**EXERCISE AIM**
From the records below, extract all the text exactly and leave the images behind.

**TASK MATERIAL**
****************

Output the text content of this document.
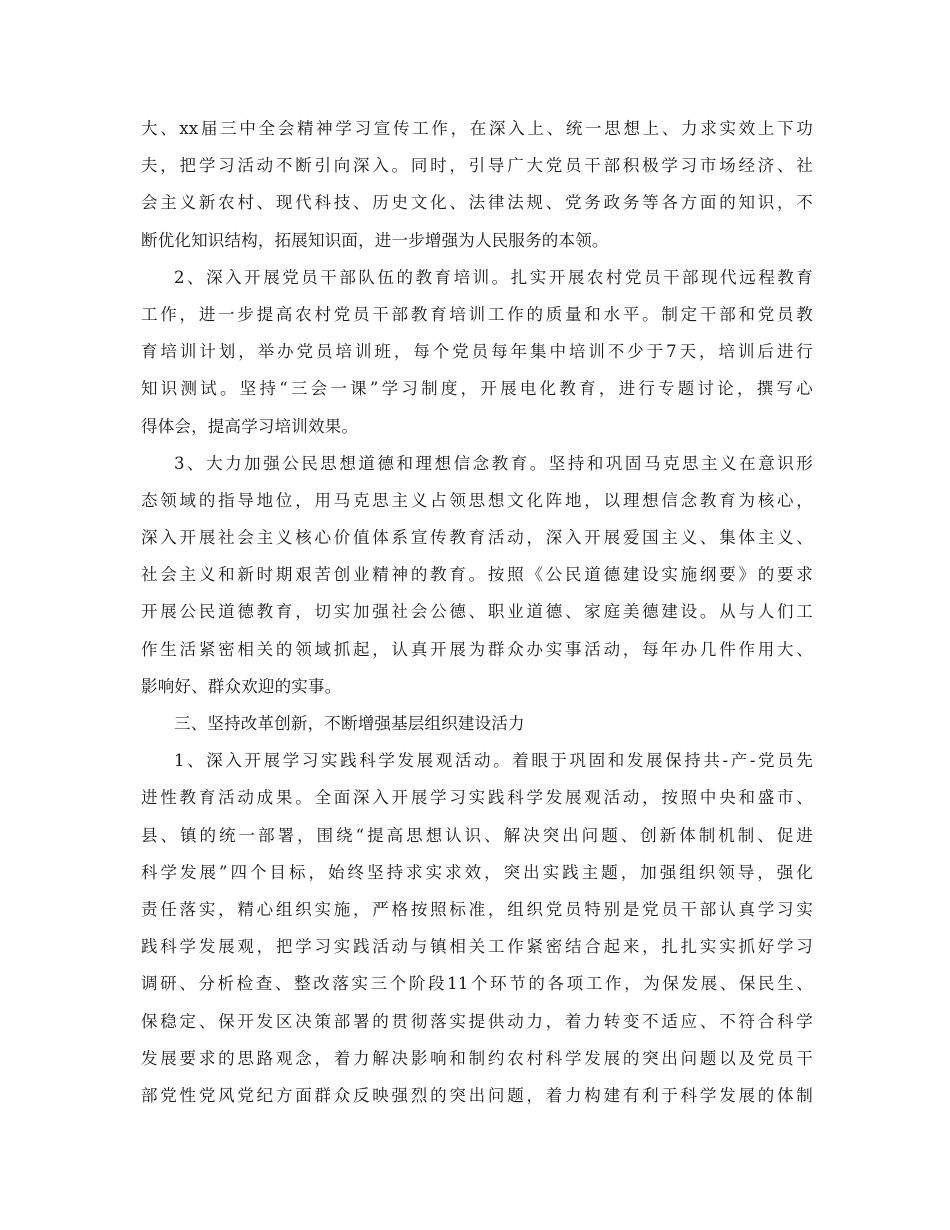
大、xx届三中全会精神学习宣传工作，在深入上、统一思想上、力求实效上下功
夫，把学习活动不断引向深入。同时，引导广大党员干部积极学习市场经济、社
会主义新农村、现代科技、历史文化、法律法规、党务政务等各方面的知识，不
断优化知识结构，拓展知识面，进一步增强为人民服务的本领。
2、深入开展党员干部队伍的教育培训。扎实开展农村党员干部现代远程教育
工作，进一步提高农村党员干部教育培训工作的质量和水平。制定干部和党员教
育培训计划，举办党员培训班，每个党员每年集中培训不少于7天，培训后进行
知识测试。坚持“三会一课”学习制度，开展电化教育，进行专题讨论，撰写心
得体会，提高学习培训效果。
3、大力加强公民思想道德和理想信念教育。坚持和巩固马克思主义在意识形
态领域的指导地位，用马克思主义占领思想文化阵地，以理想信念教育为核心，
深入开展社会主义核心价值体系宣传教育活动，深入开展爱国主义、集体主义、
社会主义和新时期艰苦创业精神的教育。按照《公民道德建设实施纲要》的要求
开展公民道德教育，切实加强社会公德、职业道德、家庭美德建设。从与人们工
作生活紧密相关的领域抓起，认真开展为群众办实事活动，每年办几件作用大、
影响好、群众欢迎的实事。
三、坚持改革创新，不断增强基层组织建设活力
1、深入开展学习实践科学发展观活动。着眼于巩固和发展保持共-产-党员先
进性教育活动成果。全面深入开展学习实践科学发展观活动，按照中央和盛市、
县、镇的统一部署，围绕“提高思想认识、解决突出问题、创新体制机制、促进
科学发展”四个目标，始终坚持求实求效，突出实践主题，加强组织领导，强化
责任落实，精心组织实施，严格按照标准，组织党员特别是党员干部认真学习实
践科学发展观，把学习实践活动与镇相关工作紧密结合起来，扎扎实实抓好学习
调研、分析检查、整改落实三个阶段11个环节的各项工作，为保发展、保民生、
保稳定、保开发区决策部署的贯彻落实提供动力，着力转变不适应、不符合科学
发展要求的思路观念，着力解决影响和制约农村科学发展的突出问题以及党员干
部党性党风党纪方面群众反映强烈的突出问题，着力构建有利于科学发展的体制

****************

**ANSWER TO THE PROBLEM**
Output the text content of this document.
大、xx届三中全会精神学习宣传工作，在深入上、统一思想上、力求实效上下功
夫，把学习活动不断引向深入。同时，引导广大党员干部积极学习市场经济、社
会主义新农村、现代科技、历史文化、法律法规、党务政务等各方面的知识，不
断优化知识结构，拓展知识面，进一步增强为人民服务的本领。
2、深入开展党员干部队伍的教育培训。扎实开展农村党员干部现代远程教育
工作，进一步提高农村党员干部教育培训工作的质量和水平。制定干部和党员教
育培训计划，举办党员培训班，每个党员每年集中培训不少于7天，培训后进行
知识测试。坚持“三会一课”学习制度，开展电化教育，进行专题讨论，撰写心
得体会，提高学习培训效果。
3、大力加强公民思想道德和理想信念教育。坚持和巩固马克思主义在意识形
态领域的指导地位，用马克思主义占领思想文化阵地，以理想信念教育为核心，
深入开展社会主义核心价值体系宣传教育活动，深入开展爱国主义、集体主义、
社会主义和新时期艰苦创业精神的教育。按照《公民道德建设实施纲要》的要求
开展公民道德教育，切实加强社会公德、职业道德、家庭美德建设。从与人们工
作生活紧密相关的领域抓起，认真开展为群众办实事活动，每年办几件作用大、
影响好、群众欢迎的实事。
三、坚持改革创新，不断增强基层组织建设活力
1、深入开展学习实践科学发展观活动。着眼于巩固和发展保持共-产-党员先
进性教育活动成果。全面深入开展学习实践科学发展观活动，按照中央和盛市、
县、镇的统一部署，围绕“提高思想认识、解决突出问题、创新体制机制、促进
科学发展”四个目标，始终坚持求实求效，突出实践主题，加强组织领导，强化
责任落实，精心组织实施，严格按照标准，组织党员特别是党员干部认真学习实
践科学发展观，把学习实践活动与镇相关工作紧密结合起来，扎扎实实抓好学习
调研、分析检查、整改落实三个阶段11个环节的各项工作，为保发展、保民生、
保稳定、保开发区决策部署的贯彻落实提供动力，着力转变不适应、不符合科学
发展要求的思路观念，着力解决影响和制约农村科学发展的突出问题以及党员干
部党性党风党纪方面群众反映强烈的突出问题，着力构建有利于科学发展的体制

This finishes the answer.